* **Exercise description**
Word for word, quote all of the material, omitting the pictures.

[Begin Task material]

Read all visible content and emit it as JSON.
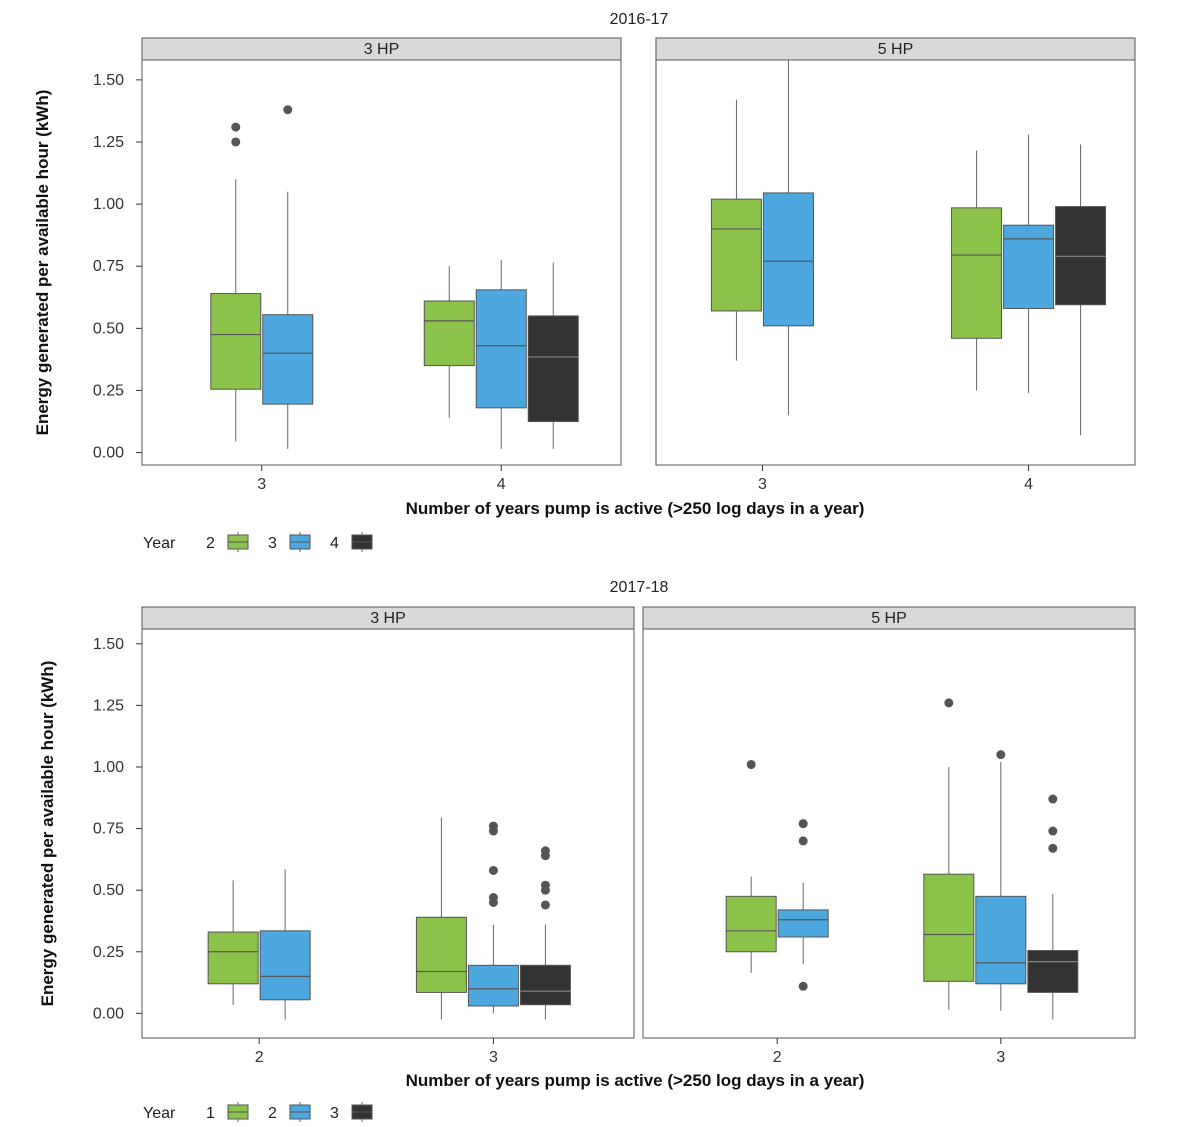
{
  "colors": {
    "g1": "#8bc34a",
    "g2": "#4da8e0",
    "g3": "#333333"
  },
  "chart_data": [
    {
      "type": "boxplot",
      "title": "2016-17",
      "ylabel": "Energy generated per available hour (kWh)",
      "xlabel": "Number of years pump is active (>250 log days in a year)",
      "yticks": [
        "0.00",
        "0.25",
        "0.50",
        "0.75",
        "1.00",
        "1.25",
        "1.50"
      ],
      "ylim": [
        -0.05,
        1.58
      ],
      "legend": {
        "title": "Year",
        "labels": [
          "2",
          "3",
          "4"
        ],
        "placement": "bottom-left"
      },
      "panels": [
        {
          "strip": "3 HP",
          "categories": [
            "3",
            "4"
          ],
          "xlim": [
            2.5,
            4.5
          ],
          "boxes": [
            {
              "x": 3,
              "group": 0,
              "q1": 0.255,
              "median": 0.475,
              "q3": 0.64,
              "lo": 0.045,
              "hi": 1.1,
              "outliers": [
                1.31,
                1.25
              ]
            },
            {
              "x": 3,
              "group": 1,
              "q1": 0.195,
              "median": 0.4,
              "q3": 0.555,
              "lo": 0.015,
              "hi": 1.05,
              "outliers": [
                1.38
              ]
            },
            {
              "x": 4,
              "group": 0,
              "q1": 0.35,
              "median": 0.53,
              "q3": 0.61,
              "lo": 0.14,
              "hi": 0.75,
              "outliers": []
            },
            {
              "x": 4,
              "group": 1,
              "q1": 0.18,
              "median": 0.43,
              "q3": 0.655,
              "lo": 0.015,
              "hi": 0.775,
              "outliers": []
            },
            {
              "x": 4,
              "group": 2,
              "q1": 0.125,
              "median": 0.385,
              "q3": 0.55,
              "lo": 0.015,
              "hi": 0.765,
              "outliers": []
            }
          ]
        },
        {
          "strip": "5 HP",
          "categories": [
            "3",
            "4"
          ],
          "xlim": [
            2.6,
            4.4
          ],
          "boxes": [
            {
              "x": 3,
              "group": 0,
              "q1": 0.57,
              "median": 0.9,
              "q3": 1.02,
              "lo": 0.37,
              "hi": 1.42,
              "outliers": []
            },
            {
              "x": 3,
              "group": 1,
              "q1": 0.51,
              "median": 0.77,
              "q3": 1.045,
              "lo": 0.15,
              "hi": 1.58,
              "outliers": []
            },
            {
              "x": 4,
              "group": 0,
              "q1": 0.46,
              "median": 0.795,
              "q3": 0.985,
              "lo": 0.25,
              "hi": 1.215,
              "outliers": []
            },
            {
              "x": 4,
              "group": 1,
              "q1": 0.58,
              "median": 0.86,
              "q3": 0.915,
              "lo": 0.24,
              "hi": 1.28,
              "outliers": []
            },
            {
              "x": 4,
              "group": 2,
              "q1": 0.595,
              "median": 0.79,
              "q3": 0.99,
              "lo": 0.07,
              "hi": 1.24,
              "outliers": []
            }
          ]
        }
      ]
    },
    {
      "type": "boxplot",
      "title": "2017-18",
      "ylabel": "Energy generated per available hour (kWh)",
      "xlabel": "Number of years pump is active (>250 log days in a year)",
      "yticks": [
        "0.00",
        "0.25",
        "0.50",
        "0.75",
        "1.00",
        "1.25",
        "1.50"
      ],
      "ylim": [
        -0.1,
        1.56
      ],
      "legend": {
        "title": "Year",
        "labels": [
          "1",
          "2",
          "3"
        ],
        "placement": "bottom-left"
      },
      "panels": [
        {
          "strip": "3 HP",
          "categories": [
            "2",
            "3"
          ],
          "xlim": [
            1.5,
            3.6
          ],
          "boxes": [
            {
              "x": 2,
              "group": 0,
              "q1": 0.12,
              "median": 0.25,
              "q3": 0.33,
              "lo": 0.035,
              "hi": 0.54,
              "outliers": []
            },
            {
              "x": 2,
              "group": 1,
              "q1": 0.055,
              "median": 0.15,
              "q3": 0.335,
              "lo": -0.025,
              "hi": 0.585,
              "outliers": []
            },
            {
              "x": 3,
              "group": 0,
              "q1": 0.085,
              "median": 0.17,
              "q3": 0.39,
              "lo": -0.025,
              "hi": 0.795,
              "outliers": []
            },
            {
              "x": 3,
              "group": 1,
              "q1": 0.03,
              "median": 0.1,
              "q3": 0.195,
              "lo": 0.0,
              "hi": 0.36,
              "outliers": [
                0.76,
                0.74,
                0.58,
                0.47,
                0.45
              ]
            },
            {
              "x": 3,
              "group": 2,
              "q1": 0.035,
              "median": 0.09,
              "q3": 0.195,
              "lo": -0.025,
              "hi": 0.36,
              "outliers": [
                0.66,
                0.64,
                0.52,
                0.5,
                0.44
              ]
            }
          ]
        },
        {
          "strip": "5 HP",
          "categories": [
            "2",
            "3"
          ],
          "xlim": [
            1.4,
            3.6
          ],
          "boxes": [
            {
              "x": 2,
              "group": 0,
              "q1": 0.25,
              "median": 0.335,
              "q3": 0.475,
              "lo": 0.165,
              "hi": 0.555,
              "outliers": [
                1.01
              ]
            },
            {
              "x": 2,
              "group": 1,
              "q1": 0.31,
              "median": 0.38,
              "q3": 0.42,
              "lo": 0.2,
              "hi": 0.53,
              "outliers": [
                0.77,
                0.7,
                0.11
              ]
            },
            {
              "x": 3,
              "group": 0,
              "q1": 0.13,
              "median": 0.32,
              "q3": 0.565,
              "lo": 0.015,
              "hi": 1.0,
              "outliers": [
                1.26
              ]
            },
            {
              "x": 3,
              "group": 1,
              "q1": 0.12,
              "median": 0.205,
              "q3": 0.475,
              "lo": 0.01,
              "hi": 1.02,
              "outliers": [
                1.05
              ]
            },
            {
              "x": 3,
              "group": 2,
              "q1": 0.085,
              "median": 0.21,
              "q3": 0.255,
              "lo": -0.025,
              "hi": 0.485,
              "outliers": [
                0.87,
                0.74,
                0.67
              ]
            }
          ]
        }
      ]
    }
  ]
}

[End Task material]

* **Final result**
Read all visible content and emit it as JSON.
{
  "colors": {
    "g1": "#8bc34a",
    "g2": "#4da8e0",
    "g3": "#333333"
  },
  "chart_data": [
    {
      "type": "boxplot",
      "title": "2016-17",
      "ylabel": "Energy generated per available hour (kWh)",
      "xlabel": "Number of years pump is active (>250 log days in a year)",
      "yticks": [
        "0.00",
        "0.25",
        "0.50",
        "0.75",
        "1.00",
        "1.25",
        "1.50"
      ],
      "ylim": [
        -0.05,
        1.58
      ],
      "legend": {
        "title": "Year",
        "labels": [
          "2",
          "3",
          "4"
        ],
        "placement": "bottom-left"
      },
      "panels": [
        {
          "strip": "3 HP",
          "categories": [
            "3",
            "4"
          ],
          "xlim": [
            2.5,
            4.5
          ],
          "boxes": [
            {
              "x": 3,
              "group": 0,
              "q1": 0.255,
              "median": 0.475,
              "q3": 0.64,
              "lo": 0.045,
              "hi": 1.1,
              "outliers": [
                1.31,
                1.25
              ]
            },
            {
              "x": 3,
              "group": 1,
              "q1": 0.195,
              "median": 0.4,
              "q3": 0.555,
              "lo": 0.015,
              "hi": 1.05,
              "outliers": [
                1.38
              ]
            },
            {
              "x": 4,
              "group": 0,
              "q1": 0.35,
              "median": 0.53,
              "q3": 0.61,
              "lo": 0.14,
              "hi": 0.75,
              "outliers": []
            },
            {
              "x": 4,
              "group": 1,
              "q1": 0.18,
              "median": 0.43,
              "q3": 0.655,
              "lo": 0.015,
              "hi": 0.775,
              "outliers": []
            },
            {
              "x": 4,
              "group": 2,
              "q1": 0.125,
              "median": 0.385,
              "q3": 0.55,
              "lo": 0.015,
              "hi": 0.765,
              "outliers": []
            }
          ]
        },
        {
          "strip": "5 HP",
          "categories": [
            "3",
            "4"
          ],
          "xlim": [
            2.6,
            4.4
          ],
          "boxes": [
            {
              "x": 3,
              "group": 0,
              "q1": 0.57,
              "median": 0.9,
              "q3": 1.02,
              "lo": 0.37,
              "hi": 1.42,
              "outliers": []
            },
            {
              "x": 3,
              "group": 1,
              "q1": 0.51,
              "median": 0.77,
              "q3": 1.045,
              "lo": 0.15,
              "hi": 1.58,
              "outliers": []
            },
            {
              "x": 4,
              "group": 0,
              "q1": 0.46,
              "median": 0.795,
              "q3": 0.985,
              "lo": 0.25,
              "hi": 1.215,
              "outliers": []
            },
            {
              "x": 4,
              "group": 1,
              "q1": 0.58,
              "median": 0.86,
              "q3": 0.915,
              "lo": 0.24,
              "hi": 1.28,
              "outliers": []
            },
            {
              "x": 4,
              "group": 2,
              "q1": 0.595,
              "median": 0.79,
              "q3": 0.99,
              "lo": 0.07,
              "hi": 1.24,
              "outliers": []
            }
          ]
        }
      ]
    },
    {
      "type": "boxplot",
      "title": "2017-18",
      "ylabel": "Energy generated per available hour (kWh)",
      "xlabel": "Number of years pump is active (>250 log days in a year)",
      "yticks": [
        "0.00",
        "0.25",
        "0.50",
        "0.75",
        "1.00",
        "1.25",
        "1.50"
      ],
      "ylim": [
        -0.1,
        1.56
      ],
      "legend": {
        "title": "Year",
        "labels": [
          "1",
          "2",
          "3"
        ],
        "placement": "bottom-left"
      },
      "panels": [
        {
          "strip": "3 HP",
          "categories": [
            "2",
            "3"
          ],
          "xlim": [
            1.5,
            3.6
          ],
          "boxes": [
            {
              "x": 2,
              "group": 0,
              "q1": 0.12,
              "median": 0.25,
              "q3": 0.33,
              "lo": 0.035,
              "hi": 0.54,
              "outliers": []
            },
            {
              "x": 2,
              "group": 1,
              "q1": 0.055,
              "median": 0.15,
              "q3": 0.335,
              "lo": -0.025,
              "hi": 0.585,
              "outliers": []
            },
            {
              "x": 3,
              "group": 0,
              "q1": 0.085,
              "median": 0.17,
              "q3": 0.39,
              "lo": -0.025,
              "hi": 0.795,
              "outliers": []
            },
            {
              "x": 3,
              "group": 1,
              "q1": 0.03,
              "median": 0.1,
              "q3": 0.195,
              "lo": 0.0,
              "hi": 0.36,
              "outliers": [
                0.76,
                0.74,
                0.58,
                0.47,
                0.45
              ]
            },
            {
              "x": 3,
              "group": 2,
              "q1": 0.035,
              "median": 0.09,
              "q3": 0.195,
              "lo": -0.025,
              "hi": 0.36,
              "outliers": [
                0.66,
                0.64,
                0.52,
                0.5,
                0.44
              ]
            }
          ]
        },
        {
          "strip": "5 HP",
          "categories": [
            "2",
            "3"
          ],
          "xlim": [
            1.4,
            3.6
          ],
          "boxes": [
            {
              "x": 2,
              "group": 0,
              "q1": 0.25,
              "median": 0.335,
              "q3": 0.475,
              "lo": 0.165,
              "hi": 0.555,
              "outliers": [
                1.01
              ]
            },
            {
              "x": 2,
              "group": 1,
              "q1": 0.31,
              "median": 0.38,
              "q3": 0.42,
              "lo": 0.2,
              "hi": 0.53,
              "outliers": [
                0.77,
                0.7,
                0.11
              ]
            },
            {
              "x": 3,
              "group": 0,
              "q1": 0.13,
              "median": 0.32,
              "q3": 0.565,
              "lo": 0.015,
              "hi": 1.0,
              "outliers": [
                1.26
              ]
            },
            {
              "x": 3,
              "group": 1,
              "q1": 0.12,
              "median": 0.205,
              "q3": 0.475,
              "lo": 0.01,
              "hi": 1.02,
              "outliers": [
                1.05
              ]
            },
            {
              "x": 3,
              "group": 2,
              "q1": 0.085,
              "median": 0.21,
              "q3": 0.255,
              "lo": -0.025,
              "hi": 0.485,
              "outliers": [
                0.87,
                0.74,
                0.67
              ]
            }
          ]
        }
      ]
    }
  ]
}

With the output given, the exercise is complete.